== Task goal ==
Find how many lines in the material hold the word "subtitle", then state that number and nothing more.
## Begin
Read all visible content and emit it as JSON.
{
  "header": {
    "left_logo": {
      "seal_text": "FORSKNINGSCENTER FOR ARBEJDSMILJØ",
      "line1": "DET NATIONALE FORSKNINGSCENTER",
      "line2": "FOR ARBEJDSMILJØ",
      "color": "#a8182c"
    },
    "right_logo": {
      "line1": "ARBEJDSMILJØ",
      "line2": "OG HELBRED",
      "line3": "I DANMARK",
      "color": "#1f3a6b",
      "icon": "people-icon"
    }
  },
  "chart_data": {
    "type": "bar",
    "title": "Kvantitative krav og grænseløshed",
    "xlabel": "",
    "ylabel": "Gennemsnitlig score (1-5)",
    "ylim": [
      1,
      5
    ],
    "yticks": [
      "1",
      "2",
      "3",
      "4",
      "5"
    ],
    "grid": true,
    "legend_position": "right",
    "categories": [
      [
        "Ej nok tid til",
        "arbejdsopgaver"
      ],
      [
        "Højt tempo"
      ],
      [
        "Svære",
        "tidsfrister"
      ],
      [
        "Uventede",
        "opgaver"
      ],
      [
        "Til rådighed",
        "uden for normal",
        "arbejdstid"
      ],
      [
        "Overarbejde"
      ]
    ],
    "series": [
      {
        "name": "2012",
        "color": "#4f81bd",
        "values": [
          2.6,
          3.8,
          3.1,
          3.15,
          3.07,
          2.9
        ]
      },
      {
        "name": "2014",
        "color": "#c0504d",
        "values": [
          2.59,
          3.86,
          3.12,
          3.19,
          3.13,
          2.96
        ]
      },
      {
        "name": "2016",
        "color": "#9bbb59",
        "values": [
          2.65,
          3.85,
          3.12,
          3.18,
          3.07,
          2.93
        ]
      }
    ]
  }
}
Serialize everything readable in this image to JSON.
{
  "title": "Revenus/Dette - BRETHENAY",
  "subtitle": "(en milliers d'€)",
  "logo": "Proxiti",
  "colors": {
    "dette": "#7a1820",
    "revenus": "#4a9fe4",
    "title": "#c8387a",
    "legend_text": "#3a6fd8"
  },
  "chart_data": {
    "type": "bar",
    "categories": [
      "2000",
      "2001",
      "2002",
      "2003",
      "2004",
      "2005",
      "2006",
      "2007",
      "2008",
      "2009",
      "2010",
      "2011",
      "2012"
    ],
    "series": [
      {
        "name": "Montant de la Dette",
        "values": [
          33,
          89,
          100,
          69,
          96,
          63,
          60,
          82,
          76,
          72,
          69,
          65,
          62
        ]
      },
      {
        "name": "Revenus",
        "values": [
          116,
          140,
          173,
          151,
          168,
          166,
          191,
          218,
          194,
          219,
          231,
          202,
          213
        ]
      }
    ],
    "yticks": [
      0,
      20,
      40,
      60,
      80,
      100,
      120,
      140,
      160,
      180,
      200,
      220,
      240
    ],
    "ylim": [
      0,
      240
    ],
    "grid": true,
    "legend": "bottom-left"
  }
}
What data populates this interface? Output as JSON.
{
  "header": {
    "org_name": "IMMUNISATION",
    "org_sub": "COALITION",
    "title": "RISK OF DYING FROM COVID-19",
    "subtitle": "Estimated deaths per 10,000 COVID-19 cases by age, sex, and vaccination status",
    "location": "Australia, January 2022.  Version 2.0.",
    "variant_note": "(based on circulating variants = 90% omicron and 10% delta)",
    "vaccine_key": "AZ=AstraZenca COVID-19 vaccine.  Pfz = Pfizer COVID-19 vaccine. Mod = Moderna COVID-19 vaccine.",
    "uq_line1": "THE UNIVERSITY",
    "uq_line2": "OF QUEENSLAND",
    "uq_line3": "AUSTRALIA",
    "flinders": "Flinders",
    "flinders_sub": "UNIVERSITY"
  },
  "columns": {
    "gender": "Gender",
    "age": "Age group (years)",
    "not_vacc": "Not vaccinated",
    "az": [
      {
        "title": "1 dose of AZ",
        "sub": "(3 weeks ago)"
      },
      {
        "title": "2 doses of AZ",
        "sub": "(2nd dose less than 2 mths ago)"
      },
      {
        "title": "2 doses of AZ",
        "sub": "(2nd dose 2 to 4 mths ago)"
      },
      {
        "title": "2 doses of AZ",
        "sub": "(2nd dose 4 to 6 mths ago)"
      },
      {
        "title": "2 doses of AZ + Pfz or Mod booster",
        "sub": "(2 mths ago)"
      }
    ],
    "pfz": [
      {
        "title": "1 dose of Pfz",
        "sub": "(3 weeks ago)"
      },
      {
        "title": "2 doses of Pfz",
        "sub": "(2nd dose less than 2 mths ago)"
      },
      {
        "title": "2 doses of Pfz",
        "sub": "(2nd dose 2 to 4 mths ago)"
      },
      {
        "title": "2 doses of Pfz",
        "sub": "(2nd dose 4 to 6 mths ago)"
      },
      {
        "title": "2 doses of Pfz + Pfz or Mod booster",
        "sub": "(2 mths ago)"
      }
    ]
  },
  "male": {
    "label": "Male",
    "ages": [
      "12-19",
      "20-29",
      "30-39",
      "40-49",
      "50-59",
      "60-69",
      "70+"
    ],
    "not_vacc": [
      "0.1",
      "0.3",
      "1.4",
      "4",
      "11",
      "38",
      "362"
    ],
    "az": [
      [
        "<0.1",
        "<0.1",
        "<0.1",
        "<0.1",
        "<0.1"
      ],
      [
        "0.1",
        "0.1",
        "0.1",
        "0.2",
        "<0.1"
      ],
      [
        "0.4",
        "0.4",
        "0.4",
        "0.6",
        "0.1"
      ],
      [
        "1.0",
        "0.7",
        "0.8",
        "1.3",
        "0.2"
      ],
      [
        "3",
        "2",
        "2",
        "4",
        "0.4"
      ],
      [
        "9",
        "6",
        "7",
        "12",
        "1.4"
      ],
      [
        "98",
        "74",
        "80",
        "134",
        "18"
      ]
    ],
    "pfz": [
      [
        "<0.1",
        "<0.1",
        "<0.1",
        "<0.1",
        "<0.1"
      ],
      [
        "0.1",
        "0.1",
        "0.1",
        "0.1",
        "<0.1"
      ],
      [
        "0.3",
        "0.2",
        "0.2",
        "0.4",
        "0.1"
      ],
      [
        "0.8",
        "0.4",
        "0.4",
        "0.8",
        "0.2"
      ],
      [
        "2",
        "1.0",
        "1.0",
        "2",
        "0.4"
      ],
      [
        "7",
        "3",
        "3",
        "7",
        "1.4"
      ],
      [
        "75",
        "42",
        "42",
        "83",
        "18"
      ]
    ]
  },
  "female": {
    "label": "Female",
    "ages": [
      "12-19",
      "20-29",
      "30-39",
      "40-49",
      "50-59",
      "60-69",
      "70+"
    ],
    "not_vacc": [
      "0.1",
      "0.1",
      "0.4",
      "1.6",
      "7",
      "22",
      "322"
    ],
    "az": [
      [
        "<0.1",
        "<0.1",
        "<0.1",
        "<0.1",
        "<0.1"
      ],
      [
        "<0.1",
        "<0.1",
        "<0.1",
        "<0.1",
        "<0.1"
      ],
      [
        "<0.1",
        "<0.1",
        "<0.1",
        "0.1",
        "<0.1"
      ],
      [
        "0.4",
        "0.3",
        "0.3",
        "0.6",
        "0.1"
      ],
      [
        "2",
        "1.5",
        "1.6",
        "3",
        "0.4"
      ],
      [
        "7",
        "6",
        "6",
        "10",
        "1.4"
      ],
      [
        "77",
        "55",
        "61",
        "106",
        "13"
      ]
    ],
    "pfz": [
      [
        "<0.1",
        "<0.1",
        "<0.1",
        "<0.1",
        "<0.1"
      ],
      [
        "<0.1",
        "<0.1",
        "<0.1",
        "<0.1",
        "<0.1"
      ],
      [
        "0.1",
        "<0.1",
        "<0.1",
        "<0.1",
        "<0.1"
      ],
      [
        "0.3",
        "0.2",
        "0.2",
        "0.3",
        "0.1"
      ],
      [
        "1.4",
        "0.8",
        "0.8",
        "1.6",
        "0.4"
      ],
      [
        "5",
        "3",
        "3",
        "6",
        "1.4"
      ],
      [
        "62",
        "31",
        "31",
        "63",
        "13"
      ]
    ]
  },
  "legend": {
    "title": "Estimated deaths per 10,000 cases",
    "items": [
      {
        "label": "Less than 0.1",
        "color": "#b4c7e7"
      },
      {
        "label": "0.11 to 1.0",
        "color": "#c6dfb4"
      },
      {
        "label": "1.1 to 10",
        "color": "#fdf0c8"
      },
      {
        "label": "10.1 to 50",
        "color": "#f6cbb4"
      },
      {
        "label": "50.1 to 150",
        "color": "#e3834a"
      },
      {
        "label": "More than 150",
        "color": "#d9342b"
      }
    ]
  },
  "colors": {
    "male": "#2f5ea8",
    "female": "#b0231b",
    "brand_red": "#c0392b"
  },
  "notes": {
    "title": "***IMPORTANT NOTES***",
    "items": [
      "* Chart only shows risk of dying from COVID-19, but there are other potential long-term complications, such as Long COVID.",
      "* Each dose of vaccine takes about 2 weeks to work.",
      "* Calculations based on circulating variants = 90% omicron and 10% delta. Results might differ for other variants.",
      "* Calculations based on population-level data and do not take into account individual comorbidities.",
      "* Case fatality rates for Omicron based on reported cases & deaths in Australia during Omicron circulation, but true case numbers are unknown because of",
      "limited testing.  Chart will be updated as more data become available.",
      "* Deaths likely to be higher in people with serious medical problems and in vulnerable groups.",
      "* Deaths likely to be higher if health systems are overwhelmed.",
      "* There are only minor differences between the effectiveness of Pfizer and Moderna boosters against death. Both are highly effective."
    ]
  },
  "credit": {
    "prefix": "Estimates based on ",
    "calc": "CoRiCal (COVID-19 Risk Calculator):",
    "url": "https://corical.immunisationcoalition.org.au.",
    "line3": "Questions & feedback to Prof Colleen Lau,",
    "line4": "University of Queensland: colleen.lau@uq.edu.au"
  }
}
## End
== Result for this task ==
2